Your copy of the material below should match it exactly, except that it holds no pictures.
──────── Dataset records ────────
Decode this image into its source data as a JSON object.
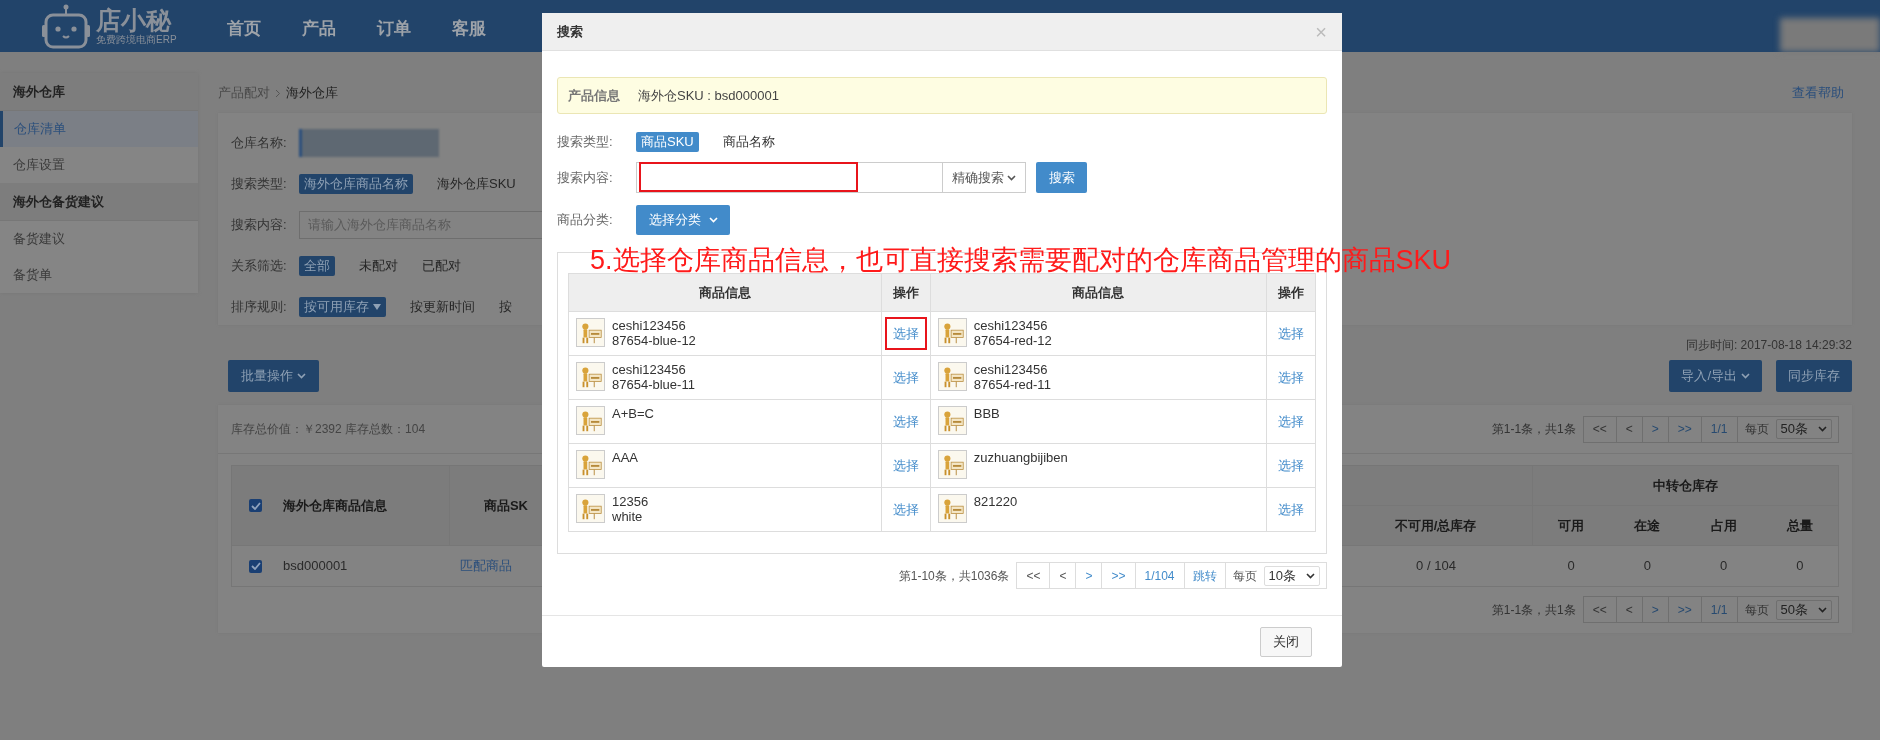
{
  "header": {
    "logo": {
      "name": "店小秘",
      "tagline": "免费跨境电商ERP"
    },
    "nav": [
      {
        "label": "首页"
      },
      {
        "label": "产品"
      },
      {
        "label": "订单"
      },
      {
        "label": "客服"
      }
    ]
  },
  "sidebar": {
    "sections": [
      {
        "title": "海外仓库",
        "items": [
          {
            "label": "仓库清单",
            "selected": true
          },
          {
            "label": "仓库设置",
            "selected": false
          }
        ]
      },
      {
        "title": "海外仓备货建议",
        "items": [
          {
            "label": "备货建议",
            "selected": false
          },
          {
            "label": "备货单",
            "selected": false
          }
        ]
      }
    ]
  },
  "breadcrumb": [
    "产品配对",
    "海外仓库"
  ],
  "help_link": "查看帮助",
  "filters": [
    {
      "kind": "redacted",
      "label": "仓库名称:"
    },
    {
      "kind": "options",
      "label": "搜索类型:",
      "options": [
        {
          "label": "海外仓库商品名称",
          "selected": true,
          "caret": false
        },
        {
          "label": "海外仓库SKU",
          "selected": false,
          "caret": false
        }
      ]
    },
    {
      "kind": "input",
      "label": "搜索内容:",
      "placeholder": "请输入海外仓库商品名称"
    },
    {
      "kind": "options",
      "label": "关系筛选:",
      "options": [
        {
          "label": "全部",
          "selected": true,
          "caret": false
        },
        {
          "label": "未配对",
          "selected": false,
          "caret": false
        },
        {
          "label": "已配对",
          "selected": false,
          "caret": false
        }
      ]
    },
    {
      "kind": "options",
      "label": "排序规则:",
      "options": [
        {
          "label": "按可用库存",
          "selected": true,
          "caret": true
        },
        {
          "label": "按更新时间",
          "selected": false,
          "caret": false
        },
        {
          "label": "按",
          "selected": false,
          "caret": false
        }
      ]
    }
  ],
  "sync_time": "同步时间: 2017-08-18 14:29:32",
  "bulk_button": "批量操作",
  "actions": [
    {
      "label": "导入/导出",
      "dropdown": true
    },
    {
      "label": "同步库存",
      "dropdown": false
    }
  ],
  "inventory": {
    "summary": "库存总价值：￥2392 库存总数：104",
    "pager_top": {
      "summary": "第1-1条，共1条",
      "buttons": [
        "<<",
        "<",
        ">",
        ">>"
      ],
      "page": "1/1",
      "per_page_label": "每页",
      "per_page": "50条"
    },
    "table": {
      "header_checked": true,
      "columns": [
        "海外仓库商品信息",
        "商品SK"
      ],
      "stock_column": "不可用/总库存",
      "group_header": "中转仓库存",
      "group_columns": [
        "可用",
        "在途",
        "占用",
        "总量"
      ],
      "rows": [
        {
          "checked": true,
          "sku": "bsd000001",
          "match": "匹配商品",
          "stock": "0 / 104",
          "group_values": [
            "0",
            "0",
            "0",
            "0"
          ]
        }
      ]
    },
    "pager_bottom": {
      "summary": "第1-1条，共1条",
      "buttons": [
        "<<",
        "<",
        ">",
        ">>"
      ],
      "page": "1/1",
      "per_page_label": "每页",
      "per_page": "50条"
    }
  },
  "modal": {
    "title": "搜索",
    "close": "×",
    "info": {
      "label": "产品信息",
      "value": "海外仓SKU : bsd000001"
    },
    "search_type": {
      "label": "搜索类型:",
      "options": [
        {
          "label": "商品SKU",
          "selected": true
        },
        {
          "label": "商品名称",
          "selected": false
        }
      ]
    },
    "search_content": {
      "label": "搜索内容:",
      "highlighted": true,
      "mode": "精确搜索",
      "button": "搜索"
    },
    "category": {
      "label": "商品分类:",
      "button": "选择分类"
    },
    "table": {
      "columns": [
        "商品信息",
        "操作",
        "商品信息",
        "操作"
      ],
      "rows": [
        [
          {
            "name": "ceshi123456",
            "variant": "87654-blue-12",
            "action": "选择",
            "highlighted": true
          },
          {
            "name": "ceshi123456",
            "variant": "87654-red-12",
            "action": "选择",
            "highlighted": false
          }
        ],
        [
          {
            "name": "ceshi123456",
            "variant": "87654-blue-11",
            "action": "选择",
            "highlighted": false
          },
          {
            "name": "ceshi123456",
            "variant": "87654-red-11",
            "action": "选择",
            "highlighted": false
          }
        ],
        [
          {
            "name": "A+B=C",
            "action": "选择",
            "highlighted": false
          },
          {
            "name": "BBB",
            "action": "选择",
            "highlighted": false
          }
        ],
        [
          {
            "name": "AAA",
            "action": "选择",
            "highlighted": false
          },
          {
            "name": "zuzhuangbijiben",
            "action": "选择",
            "highlighted": false
          }
        ],
        [
          {
            "name": "12356",
            "variant": "white",
            "action": "选择",
            "highlighted": false
          },
          {
            "name": "821220",
            "action": "选择",
            "highlighted": false
          }
        ]
      ]
    },
    "pager": {
      "summary": "第1-10条，共1036条",
      "buttons": [
        "<<",
        "<",
        ">",
        ">>"
      ],
      "page": "1/104",
      "jump": "跳转",
      "per_page_label": "每页",
      "per_page": "10条"
    },
    "close_button": "关闭"
  },
  "annotation": "5.选择仓库商品信息，也可直接搜索需要配对的仓库商品管理的商品SKU"
}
────────
Finished answer ::
Decode this image into its source data as a JSON object.
{
  "header": {
    "logo": {
      "name": "店小秘",
      "tagline": "免费跨境电商ERP"
    },
    "nav": [
      {
        "label": "首页"
      },
      {
        "label": "产品"
      },
      {
        "label": "订单"
      },
      {
        "label": "客服"
      }
    ]
  },
  "sidebar": {
    "sections": [
      {
        "title": "海外仓库",
        "items": [
          {
            "label": "仓库清单",
            "selected": true
          },
          {
            "label": "仓库设置",
            "selected": false
          }
        ]
      },
      {
        "title": "海外仓备货建议",
        "items": [
          {
            "label": "备货建议",
            "selected": false
          },
          {
            "label": "备货单",
            "selected": false
          }
        ]
      }
    ]
  },
  "breadcrumb": [
    "产品配对",
    "海外仓库"
  ],
  "help_link": "查看帮助",
  "filters": [
    {
      "kind": "redacted",
      "label": "仓库名称:"
    },
    {
      "kind": "options",
      "label": "搜索类型:",
      "options": [
        {
          "label": "海外仓库商品名称",
          "selected": true,
          "caret": false
        },
        {
          "label": "海外仓库SKU",
          "selected": false,
          "caret": false
        }
      ]
    },
    {
      "kind": "input",
      "label": "搜索内容:",
      "placeholder": "请输入海外仓库商品名称"
    },
    {
      "kind": "options",
      "label": "关系筛选:",
      "options": [
        {
          "label": "全部",
          "selected": true,
          "caret": false
        },
        {
          "label": "未配对",
          "selected": false,
          "caret": false
        },
        {
          "label": "已配对",
          "selected": false,
          "caret": false
        }
      ]
    },
    {
      "kind": "options",
      "label": "排序规则:",
      "options": [
        {
          "label": "按可用库存",
          "selected": true,
          "caret": true
        },
        {
          "label": "按更新时间",
          "selected": false,
          "caret": false
        },
        {
          "label": "按",
          "selected": false,
          "caret": false
        }
      ]
    }
  ],
  "sync_time": "同步时间: 2017-08-18 14:29:32",
  "bulk_button": "批量操作",
  "actions": [
    {
      "label": "导入/导出",
      "dropdown": true
    },
    {
      "label": "同步库存",
      "dropdown": false
    }
  ],
  "inventory": {
    "summary": "库存总价值：￥2392 库存总数：104",
    "pager_top": {
      "summary": "第1-1条，共1条",
      "buttons": [
        "<<",
        "<",
        ">",
        ">>"
      ],
      "page": "1/1",
      "per_page_label": "每页",
      "per_page": "50条"
    },
    "table": {
      "header_checked": true,
      "columns": [
        "海外仓库商品信息",
        "商品SK"
      ],
      "stock_column": "不可用/总库存",
      "group_header": "中转仓库存",
      "group_columns": [
        "可用",
        "在途",
        "占用",
        "总量"
      ],
      "rows": [
        {
          "checked": true,
          "sku": "bsd000001",
          "match": "匹配商品",
          "stock": "0 / 104",
          "group_values": [
            "0",
            "0",
            "0",
            "0"
          ]
        }
      ]
    },
    "pager_bottom": {
      "summary": "第1-1条，共1条",
      "buttons": [
        "<<",
        "<",
        ">",
        ">>"
      ],
      "page": "1/1",
      "per_page_label": "每页",
      "per_page": "50条"
    }
  },
  "modal": {
    "title": "搜索",
    "close": "×",
    "info": {
      "label": "产品信息",
      "value": "海外仓SKU : bsd000001"
    },
    "search_type": {
      "label": "搜索类型:",
      "options": [
        {
          "label": "商品SKU",
          "selected": true
        },
        {
          "label": "商品名称",
          "selected": false
        }
      ]
    },
    "search_content": {
      "label": "搜索内容:",
      "highlighted": true,
      "mode": "精确搜索",
      "button": "搜索"
    },
    "category": {
      "label": "商品分类:",
      "button": "选择分类"
    },
    "table": {
      "columns": [
        "商品信息",
        "操作",
        "商品信息",
        "操作"
      ],
      "rows": [
        [
          {
            "name": "ceshi123456",
            "variant": "87654-blue-12",
            "action": "选择",
            "highlighted": true
          },
          {
            "name": "ceshi123456",
            "variant": "87654-red-12",
            "action": "选择",
            "highlighted": false
          }
        ],
        [
          {
            "name": "ceshi123456",
            "variant": "87654-blue-11",
            "action": "选择",
            "highlighted": false
          },
          {
            "name": "ceshi123456",
            "variant": "87654-red-11",
            "action": "选择",
            "highlighted": false
          }
        ],
        [
          {
            "name": "A+B=C",
            "action": "选择",
            "highlighted": false
          },
          {
            "name": "BBB",
            "action": "选择",
            "highlighted": false
          }
        ],
        [
          {
            "name": "AAA",
            "action": "选择",
            "highlighted": false
          },
          {
            "name": "zuzhuangbijiben",
            "action": "选择",
            "highlighted": false
          }
        ],
        [
          {
            "name": "12356",
            "variant": "white",
            "action": "选择",
            "highlighted": false
          },
          {
            "name": "821220",
            "action": "选择",
            "highlighted": false
          }
        ]
      ]
    },
    "pager": {
      "summary": "第1-10条，共1036条",
      "buttons": [
        "<<",
        "<",
        ">",
        ">>"
      ],
      "page": "1/104",
      "jump": "跳转",
      "per_page_label": "每页",
      "per_page": "10条"
    },
    "close_button": "关闭"
  },
  "annotation": "5.选择仓库商品信息，也可直接搜索需要配对的仓库商品管理的商品SKU"
}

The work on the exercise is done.